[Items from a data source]
------------

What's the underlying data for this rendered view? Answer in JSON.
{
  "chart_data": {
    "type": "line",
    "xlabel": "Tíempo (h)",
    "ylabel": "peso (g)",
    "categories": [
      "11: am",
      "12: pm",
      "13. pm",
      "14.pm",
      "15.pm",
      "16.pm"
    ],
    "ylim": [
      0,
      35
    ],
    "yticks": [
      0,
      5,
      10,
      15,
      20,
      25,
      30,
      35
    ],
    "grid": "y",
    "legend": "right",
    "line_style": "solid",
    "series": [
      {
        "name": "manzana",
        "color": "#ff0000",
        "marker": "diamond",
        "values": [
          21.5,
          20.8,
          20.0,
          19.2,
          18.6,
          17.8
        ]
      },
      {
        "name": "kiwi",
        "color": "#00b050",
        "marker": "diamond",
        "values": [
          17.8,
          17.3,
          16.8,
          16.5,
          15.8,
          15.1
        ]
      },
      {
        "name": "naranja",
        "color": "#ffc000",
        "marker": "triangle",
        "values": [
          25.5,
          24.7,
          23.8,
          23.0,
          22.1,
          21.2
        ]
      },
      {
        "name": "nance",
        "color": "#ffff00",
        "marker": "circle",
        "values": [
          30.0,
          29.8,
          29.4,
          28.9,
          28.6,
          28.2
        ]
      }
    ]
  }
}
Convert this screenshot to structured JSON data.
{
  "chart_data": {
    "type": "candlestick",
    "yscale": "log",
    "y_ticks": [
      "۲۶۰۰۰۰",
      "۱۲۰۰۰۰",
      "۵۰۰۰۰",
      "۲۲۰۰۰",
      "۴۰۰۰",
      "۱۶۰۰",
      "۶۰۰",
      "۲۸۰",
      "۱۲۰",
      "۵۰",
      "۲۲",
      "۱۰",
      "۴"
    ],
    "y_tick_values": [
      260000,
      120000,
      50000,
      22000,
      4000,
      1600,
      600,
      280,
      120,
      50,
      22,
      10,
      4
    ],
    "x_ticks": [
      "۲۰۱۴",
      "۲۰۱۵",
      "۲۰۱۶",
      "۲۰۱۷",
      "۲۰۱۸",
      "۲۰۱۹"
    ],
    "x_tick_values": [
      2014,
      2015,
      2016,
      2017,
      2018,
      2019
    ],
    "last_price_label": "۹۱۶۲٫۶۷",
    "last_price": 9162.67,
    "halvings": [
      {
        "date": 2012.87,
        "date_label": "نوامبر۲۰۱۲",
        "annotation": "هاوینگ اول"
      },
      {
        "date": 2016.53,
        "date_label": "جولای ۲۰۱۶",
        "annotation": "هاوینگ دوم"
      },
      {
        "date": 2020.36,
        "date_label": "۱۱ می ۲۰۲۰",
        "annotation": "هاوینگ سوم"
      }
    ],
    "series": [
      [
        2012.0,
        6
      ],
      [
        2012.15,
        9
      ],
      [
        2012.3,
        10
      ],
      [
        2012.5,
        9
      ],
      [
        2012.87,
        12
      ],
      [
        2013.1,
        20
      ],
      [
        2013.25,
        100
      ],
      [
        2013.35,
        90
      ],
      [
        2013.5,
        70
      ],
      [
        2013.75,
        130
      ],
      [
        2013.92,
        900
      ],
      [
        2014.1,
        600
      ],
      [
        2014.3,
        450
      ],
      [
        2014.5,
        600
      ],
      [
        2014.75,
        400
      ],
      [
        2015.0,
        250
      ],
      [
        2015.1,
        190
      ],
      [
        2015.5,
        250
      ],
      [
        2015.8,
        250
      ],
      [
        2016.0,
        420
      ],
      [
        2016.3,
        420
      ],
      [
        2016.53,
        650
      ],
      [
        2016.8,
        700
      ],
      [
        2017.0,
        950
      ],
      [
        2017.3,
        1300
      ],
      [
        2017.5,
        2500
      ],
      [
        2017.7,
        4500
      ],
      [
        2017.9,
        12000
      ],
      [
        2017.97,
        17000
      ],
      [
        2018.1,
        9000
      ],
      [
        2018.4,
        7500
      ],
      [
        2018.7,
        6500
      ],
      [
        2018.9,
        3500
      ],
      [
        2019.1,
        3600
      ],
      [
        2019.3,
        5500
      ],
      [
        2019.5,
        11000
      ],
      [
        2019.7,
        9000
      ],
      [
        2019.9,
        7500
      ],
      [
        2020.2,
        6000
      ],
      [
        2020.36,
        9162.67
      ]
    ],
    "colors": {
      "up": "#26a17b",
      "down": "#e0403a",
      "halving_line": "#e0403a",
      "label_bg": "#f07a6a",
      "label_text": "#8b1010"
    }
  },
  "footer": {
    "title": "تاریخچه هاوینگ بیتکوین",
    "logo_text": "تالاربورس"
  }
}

------------

> _AIM_
Search the entries for "marker" and copy out each line that has it.

> _RESULT FOR THIS TASK_
        "marker": "diamond",
        "marker": "diamond",
        "marker": "triangle",
        "marker": "circle",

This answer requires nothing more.